----- Text provided -----

My Reinforcement Learning options trader

Updated: Jan 30, 2021

#statisticallyRight #reinforcementLearning #machineLearning #optionsTrading


 


 

About ten years ago I worked on my thesis-project, which involved the design, programming, and implementation of a robotic platform for rehabilitation at the pediatric hospital of Rome in Italy (picture 1).


Picture 1: 2D induction motor platform for diagnosis and rehabilitation

Even though at the time artificial intelligence was already many decades-old and part of academic programs, average engineers like me were focused mainly on deterministic programming and, maybe, some stochastic processes.


Fast forward a few years and I am close to the investment management field. While I am focused more on Private Equity, Venture Capital and their operating companies, I am in touch with financial markets as well. Other than managing an equity portfolio, I also use equity-options and financial derivatives. The real reason for my investing activity (stocks) and trading one (options) is my interest in decision-making through probability and statistics. My feeling is that, while stocks help shape the character of a professional, financial derivatives allow him to be statistically right. I strive then to leverage those concepts in almost any decision I make and in any other domain I am involved in.


In the last few years, as machine learning got packaged in simple coding-libraries and commercial machines became able to run average algorithms, I put together my engineering experience with my trading one [options] and started applying tech to financial markets.


I started by feeding a neural network with prices and volatilities, training it with some examples, and asking it to forecast future stocks’ movements – we will call this my Deep Learning approach, even though networks were not that deep nor large. That is like an algorithm focused on extrapolating repeating patterns from our browsing history to show us “most relevant” Ads.


After my first implementations, I was not satisfied with the results I was obtaining. While I had never thought predicting financial markets would be easy, I was not expecting my codes would try to fool me. Figure 2 shows an example of my early results (x-axis are days and y-axis are normalized returns of a stock; the x-axis must be read from right to left, with most recent values to the left of the picture).


Figure 2: Normalized stock’s return – prediction (green) vs actual (red)

The graph shown above may seem to have potential considering that the green line (forecast) resembles pretty well the actual stock return across 200 days – it also gives a prediction for the next few days on the left of the picture. Truth is, the code is cheating. Even though I have not fed the algorithm with the exact indicator to track, it is just minimizing the error of its predictions (mean squared error) by constantly trailing the market a few days. It is basically predicting future returns as being equal to the most recent ones - that is why the green line is always a bit to the left (delayed) of the actual red line. Overall it seems a good visual result but, if we tried to draw a vertical line at any instant, neglected the part of the picture to the left of that line (future events), and tried to place a bet based on what the green line is suggesting, we would likely lose money.

----- Supplied records -----

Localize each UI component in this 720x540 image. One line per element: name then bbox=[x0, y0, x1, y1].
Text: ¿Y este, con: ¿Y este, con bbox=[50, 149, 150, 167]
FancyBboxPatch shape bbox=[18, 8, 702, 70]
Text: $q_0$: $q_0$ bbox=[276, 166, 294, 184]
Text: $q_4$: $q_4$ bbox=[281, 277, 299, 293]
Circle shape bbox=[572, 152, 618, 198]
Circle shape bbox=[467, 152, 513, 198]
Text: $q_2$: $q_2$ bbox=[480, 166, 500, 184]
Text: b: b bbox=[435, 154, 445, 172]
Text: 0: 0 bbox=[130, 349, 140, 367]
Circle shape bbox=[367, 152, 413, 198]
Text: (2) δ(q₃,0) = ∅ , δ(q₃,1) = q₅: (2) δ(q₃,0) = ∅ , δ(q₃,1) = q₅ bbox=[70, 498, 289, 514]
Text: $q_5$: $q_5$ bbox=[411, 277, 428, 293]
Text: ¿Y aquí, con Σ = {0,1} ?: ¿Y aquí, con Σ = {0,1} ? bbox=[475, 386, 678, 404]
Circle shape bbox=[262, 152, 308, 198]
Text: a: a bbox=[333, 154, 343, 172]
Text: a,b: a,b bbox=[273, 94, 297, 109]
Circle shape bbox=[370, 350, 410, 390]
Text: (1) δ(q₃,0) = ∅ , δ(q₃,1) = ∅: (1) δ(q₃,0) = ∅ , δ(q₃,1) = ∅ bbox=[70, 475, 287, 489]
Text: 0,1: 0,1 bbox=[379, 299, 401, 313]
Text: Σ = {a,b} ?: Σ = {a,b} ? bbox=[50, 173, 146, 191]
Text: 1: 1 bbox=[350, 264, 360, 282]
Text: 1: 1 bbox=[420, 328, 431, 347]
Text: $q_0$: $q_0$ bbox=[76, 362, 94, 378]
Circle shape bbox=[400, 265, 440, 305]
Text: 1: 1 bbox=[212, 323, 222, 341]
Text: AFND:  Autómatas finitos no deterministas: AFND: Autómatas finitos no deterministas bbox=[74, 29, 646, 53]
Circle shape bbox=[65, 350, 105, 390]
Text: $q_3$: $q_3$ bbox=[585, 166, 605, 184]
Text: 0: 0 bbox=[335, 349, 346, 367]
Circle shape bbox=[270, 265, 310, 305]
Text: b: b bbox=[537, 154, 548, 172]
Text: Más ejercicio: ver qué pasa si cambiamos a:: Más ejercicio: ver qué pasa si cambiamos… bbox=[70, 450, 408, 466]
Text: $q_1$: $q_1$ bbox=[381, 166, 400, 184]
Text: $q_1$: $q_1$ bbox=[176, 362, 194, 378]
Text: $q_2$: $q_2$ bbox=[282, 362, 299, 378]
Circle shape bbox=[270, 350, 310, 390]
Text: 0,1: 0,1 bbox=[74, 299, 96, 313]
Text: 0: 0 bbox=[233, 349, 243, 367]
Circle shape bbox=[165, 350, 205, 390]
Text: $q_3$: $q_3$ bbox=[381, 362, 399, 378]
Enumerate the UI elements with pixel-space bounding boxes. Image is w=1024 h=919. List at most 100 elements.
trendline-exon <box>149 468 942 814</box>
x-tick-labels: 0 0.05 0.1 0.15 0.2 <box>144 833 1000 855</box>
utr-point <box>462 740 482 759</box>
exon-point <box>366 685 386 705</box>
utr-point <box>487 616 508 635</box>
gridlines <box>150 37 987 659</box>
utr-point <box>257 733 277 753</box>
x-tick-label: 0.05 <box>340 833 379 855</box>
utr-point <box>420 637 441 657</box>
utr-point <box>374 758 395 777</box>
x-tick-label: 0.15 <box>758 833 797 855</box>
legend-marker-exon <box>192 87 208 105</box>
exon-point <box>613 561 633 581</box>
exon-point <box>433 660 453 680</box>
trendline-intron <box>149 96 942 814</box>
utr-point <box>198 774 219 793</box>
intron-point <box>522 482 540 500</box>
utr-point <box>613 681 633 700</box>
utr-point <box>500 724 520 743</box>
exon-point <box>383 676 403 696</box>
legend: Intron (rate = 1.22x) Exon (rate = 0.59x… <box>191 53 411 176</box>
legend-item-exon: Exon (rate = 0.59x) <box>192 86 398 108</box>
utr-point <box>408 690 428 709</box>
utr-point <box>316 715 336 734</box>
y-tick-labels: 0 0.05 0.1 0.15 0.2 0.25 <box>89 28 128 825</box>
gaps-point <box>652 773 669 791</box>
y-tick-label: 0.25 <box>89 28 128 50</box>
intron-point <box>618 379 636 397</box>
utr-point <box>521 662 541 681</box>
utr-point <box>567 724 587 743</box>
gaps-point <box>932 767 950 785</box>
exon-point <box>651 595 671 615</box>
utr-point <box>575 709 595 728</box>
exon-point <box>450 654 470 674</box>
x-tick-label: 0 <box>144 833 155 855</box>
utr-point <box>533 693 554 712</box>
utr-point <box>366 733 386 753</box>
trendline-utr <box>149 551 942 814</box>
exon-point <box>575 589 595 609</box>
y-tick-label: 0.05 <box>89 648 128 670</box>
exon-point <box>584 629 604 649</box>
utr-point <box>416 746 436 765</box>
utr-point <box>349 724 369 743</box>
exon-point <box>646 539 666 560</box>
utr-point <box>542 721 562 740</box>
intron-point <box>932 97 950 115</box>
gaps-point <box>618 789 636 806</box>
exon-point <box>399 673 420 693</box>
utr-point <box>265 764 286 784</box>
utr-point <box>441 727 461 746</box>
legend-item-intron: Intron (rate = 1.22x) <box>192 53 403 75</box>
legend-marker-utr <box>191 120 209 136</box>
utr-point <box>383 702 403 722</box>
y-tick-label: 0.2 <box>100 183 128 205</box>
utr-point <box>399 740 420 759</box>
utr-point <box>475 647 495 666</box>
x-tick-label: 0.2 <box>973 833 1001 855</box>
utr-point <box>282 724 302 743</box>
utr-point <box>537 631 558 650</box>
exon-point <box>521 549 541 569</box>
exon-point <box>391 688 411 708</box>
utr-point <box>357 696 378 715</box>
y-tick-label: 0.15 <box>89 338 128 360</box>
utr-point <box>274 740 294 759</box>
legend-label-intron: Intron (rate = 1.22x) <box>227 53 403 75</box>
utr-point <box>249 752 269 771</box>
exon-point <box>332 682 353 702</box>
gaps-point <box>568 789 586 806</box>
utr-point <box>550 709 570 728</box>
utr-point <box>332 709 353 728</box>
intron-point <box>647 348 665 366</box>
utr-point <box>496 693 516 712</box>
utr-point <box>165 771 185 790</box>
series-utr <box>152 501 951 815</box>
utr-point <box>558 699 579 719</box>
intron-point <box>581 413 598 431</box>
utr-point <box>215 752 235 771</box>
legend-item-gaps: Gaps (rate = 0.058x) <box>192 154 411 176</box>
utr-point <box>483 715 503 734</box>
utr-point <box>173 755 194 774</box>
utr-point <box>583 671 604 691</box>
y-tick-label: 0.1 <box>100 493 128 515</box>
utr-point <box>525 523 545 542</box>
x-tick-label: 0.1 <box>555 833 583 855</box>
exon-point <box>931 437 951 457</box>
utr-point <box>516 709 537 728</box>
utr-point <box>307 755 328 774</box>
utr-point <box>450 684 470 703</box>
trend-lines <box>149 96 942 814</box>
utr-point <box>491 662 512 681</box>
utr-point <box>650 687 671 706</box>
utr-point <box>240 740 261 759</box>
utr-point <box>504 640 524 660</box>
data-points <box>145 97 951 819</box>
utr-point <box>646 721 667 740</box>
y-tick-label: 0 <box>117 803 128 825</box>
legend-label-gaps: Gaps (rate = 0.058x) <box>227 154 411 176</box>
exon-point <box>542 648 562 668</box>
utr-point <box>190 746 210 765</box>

-----

Please change the options trader post from "About ten years" through "Italy (picture 1).", replacing "robotic platform" with "robotic system". The listing was taken from a separate source.

• _Solution to the problem_:
About ten years ago I worked on my thesis-project, which involved the design, programming, and implementation of a robotic system for rehabilitation at the pediatric hospital of Rome in Italy (picture 1).